### [Fragmento del documento]
Comenzó con el G-7, luego fue el G-7 + Rusia. En la cumbre del Grupo G-7 celebrada en Denver el presidente ruso Boris Yeltsin fue un invitado. Luego de esa cumbre, el Grupo pasaría a llamarse el G-8, con la participación de Rusia como miembro de pleno derecho en la cumbre celebrada en Washington.
En 2014, Rusia es expulsada del G-8 y la reunión programada para celebrarse en Sochi fue trasladada a Bruselas. El G-8 vuelve a ser G-7. La expulsión de Rusia fue como consecuencia de la “vulneración” de la soberanía de Ucrania.
En palabras de Angela Merkel: “el G-8 ya no existe”.
En la reciente reunión preparatoria de los ministros de Asuntos Exteriores –celebrada en Toronto- con vistas a la cumbre que tendrá lugar en Quebec el próximo junio, la ministra de Asuntos Exteriores de Canadá, Chrystia Freeland, afirmó que “los países del G-7 estudiarán la formación de un grupo de trabajo para defender la democracia contra los esfuerzos desestabilizadores de Rusia”.

### [Registros proporcionados]
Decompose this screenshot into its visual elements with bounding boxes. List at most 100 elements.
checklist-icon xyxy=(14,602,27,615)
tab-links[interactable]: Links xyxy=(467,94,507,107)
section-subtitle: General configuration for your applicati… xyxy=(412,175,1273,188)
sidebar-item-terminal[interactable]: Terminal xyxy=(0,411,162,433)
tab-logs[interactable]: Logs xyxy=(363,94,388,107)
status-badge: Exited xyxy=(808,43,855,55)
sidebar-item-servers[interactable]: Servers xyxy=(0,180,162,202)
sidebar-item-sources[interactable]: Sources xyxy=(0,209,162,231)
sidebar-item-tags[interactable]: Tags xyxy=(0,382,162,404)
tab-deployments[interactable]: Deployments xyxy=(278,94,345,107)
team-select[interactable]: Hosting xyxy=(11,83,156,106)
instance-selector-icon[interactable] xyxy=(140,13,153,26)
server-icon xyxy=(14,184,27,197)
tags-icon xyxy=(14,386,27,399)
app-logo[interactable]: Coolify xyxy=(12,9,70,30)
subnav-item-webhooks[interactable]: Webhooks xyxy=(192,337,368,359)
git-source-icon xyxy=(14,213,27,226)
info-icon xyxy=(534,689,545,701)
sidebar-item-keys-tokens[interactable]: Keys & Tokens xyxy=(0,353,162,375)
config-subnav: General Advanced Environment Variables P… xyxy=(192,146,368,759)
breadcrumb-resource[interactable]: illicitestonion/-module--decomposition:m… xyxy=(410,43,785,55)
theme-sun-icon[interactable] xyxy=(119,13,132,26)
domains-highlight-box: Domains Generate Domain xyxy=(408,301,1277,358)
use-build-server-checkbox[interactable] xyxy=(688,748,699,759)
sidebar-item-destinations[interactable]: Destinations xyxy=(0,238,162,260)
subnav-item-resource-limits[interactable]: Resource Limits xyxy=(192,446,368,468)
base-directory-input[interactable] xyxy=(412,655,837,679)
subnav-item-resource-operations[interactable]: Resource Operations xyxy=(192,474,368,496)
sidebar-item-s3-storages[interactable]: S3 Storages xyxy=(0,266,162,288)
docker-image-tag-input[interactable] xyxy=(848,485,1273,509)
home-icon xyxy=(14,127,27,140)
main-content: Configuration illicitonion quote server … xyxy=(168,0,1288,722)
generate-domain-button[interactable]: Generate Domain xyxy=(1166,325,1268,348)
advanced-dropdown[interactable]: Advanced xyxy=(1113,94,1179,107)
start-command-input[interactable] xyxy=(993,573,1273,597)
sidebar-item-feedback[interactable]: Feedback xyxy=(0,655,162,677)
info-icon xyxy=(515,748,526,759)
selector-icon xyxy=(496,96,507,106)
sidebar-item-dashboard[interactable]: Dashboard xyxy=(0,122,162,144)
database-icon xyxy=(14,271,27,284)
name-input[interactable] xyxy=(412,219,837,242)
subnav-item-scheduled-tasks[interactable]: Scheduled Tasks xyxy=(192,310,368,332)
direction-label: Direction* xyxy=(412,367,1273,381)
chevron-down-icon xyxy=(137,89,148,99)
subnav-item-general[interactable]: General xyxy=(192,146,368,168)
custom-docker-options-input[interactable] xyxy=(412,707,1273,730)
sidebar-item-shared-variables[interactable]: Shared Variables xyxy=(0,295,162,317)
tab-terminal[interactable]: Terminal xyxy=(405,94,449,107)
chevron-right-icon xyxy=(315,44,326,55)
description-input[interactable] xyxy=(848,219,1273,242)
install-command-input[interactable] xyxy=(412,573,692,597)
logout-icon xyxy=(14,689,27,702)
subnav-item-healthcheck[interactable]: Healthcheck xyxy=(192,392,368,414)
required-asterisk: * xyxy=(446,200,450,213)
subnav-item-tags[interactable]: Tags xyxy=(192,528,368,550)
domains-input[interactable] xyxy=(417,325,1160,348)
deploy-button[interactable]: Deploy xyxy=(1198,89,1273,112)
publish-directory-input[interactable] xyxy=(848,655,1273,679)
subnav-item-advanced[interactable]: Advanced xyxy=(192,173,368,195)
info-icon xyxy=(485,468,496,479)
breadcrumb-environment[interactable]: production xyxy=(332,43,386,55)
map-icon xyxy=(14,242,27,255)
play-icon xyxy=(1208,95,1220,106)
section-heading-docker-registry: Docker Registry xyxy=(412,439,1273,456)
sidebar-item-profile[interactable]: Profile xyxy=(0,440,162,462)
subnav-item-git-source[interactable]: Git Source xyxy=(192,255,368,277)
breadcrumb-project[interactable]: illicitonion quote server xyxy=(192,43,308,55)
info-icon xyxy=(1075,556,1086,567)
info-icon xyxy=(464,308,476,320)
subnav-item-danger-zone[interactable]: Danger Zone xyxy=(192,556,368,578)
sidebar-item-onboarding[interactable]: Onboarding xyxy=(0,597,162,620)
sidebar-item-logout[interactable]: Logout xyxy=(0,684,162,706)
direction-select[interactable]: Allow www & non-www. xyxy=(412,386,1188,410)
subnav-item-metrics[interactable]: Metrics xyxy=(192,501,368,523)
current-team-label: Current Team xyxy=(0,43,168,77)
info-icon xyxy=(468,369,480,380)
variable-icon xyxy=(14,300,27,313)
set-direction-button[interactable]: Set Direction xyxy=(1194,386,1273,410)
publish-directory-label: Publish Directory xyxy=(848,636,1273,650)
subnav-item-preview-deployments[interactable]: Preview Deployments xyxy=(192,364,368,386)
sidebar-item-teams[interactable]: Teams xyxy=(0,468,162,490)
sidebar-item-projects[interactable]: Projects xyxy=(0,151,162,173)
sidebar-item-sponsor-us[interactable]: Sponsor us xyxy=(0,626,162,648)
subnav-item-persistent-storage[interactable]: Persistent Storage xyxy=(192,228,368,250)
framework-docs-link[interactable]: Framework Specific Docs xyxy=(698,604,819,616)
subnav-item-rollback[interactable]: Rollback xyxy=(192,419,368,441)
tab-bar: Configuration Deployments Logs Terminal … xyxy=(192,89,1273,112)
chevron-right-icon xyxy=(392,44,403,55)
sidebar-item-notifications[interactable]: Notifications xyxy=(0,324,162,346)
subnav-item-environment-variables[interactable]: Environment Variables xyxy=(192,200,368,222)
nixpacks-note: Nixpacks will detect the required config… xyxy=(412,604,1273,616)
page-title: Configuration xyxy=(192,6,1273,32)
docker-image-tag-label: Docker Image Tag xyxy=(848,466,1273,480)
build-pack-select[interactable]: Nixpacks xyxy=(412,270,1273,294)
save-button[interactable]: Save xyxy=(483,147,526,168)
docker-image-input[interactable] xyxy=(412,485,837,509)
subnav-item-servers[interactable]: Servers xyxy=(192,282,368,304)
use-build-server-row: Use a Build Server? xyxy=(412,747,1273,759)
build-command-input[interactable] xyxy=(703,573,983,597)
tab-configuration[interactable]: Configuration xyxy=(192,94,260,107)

### [Tarea 1]
Según el fragmento sobre el G-8, ¿a qué ciudad se trasladó la reunión que estaba programada en Sochi?
### [Tarea 2]
Por favor, repite del fragmento sobre el G-8 la parte que se abre con las palabras que contienen "Comenzó con el" y se cierra con "celebrada en Washington.".
No hace falta consultar los registros.

### [Respuesta 1]
A Bruselas.

### [Respuesta 2]
Comenzó con el G-7, luego fue el G-7 + Rusia. En la cumbre del Grupo G-7 celebrada en Denver el presidente ruso Boris Yeltsin fue un invitado. Luego de esa cumbre, el Grupo pasaría a llamarse el G-8, con la participación de Rusia como miembro de pleno derecho en la cumbre celebrada en Washington.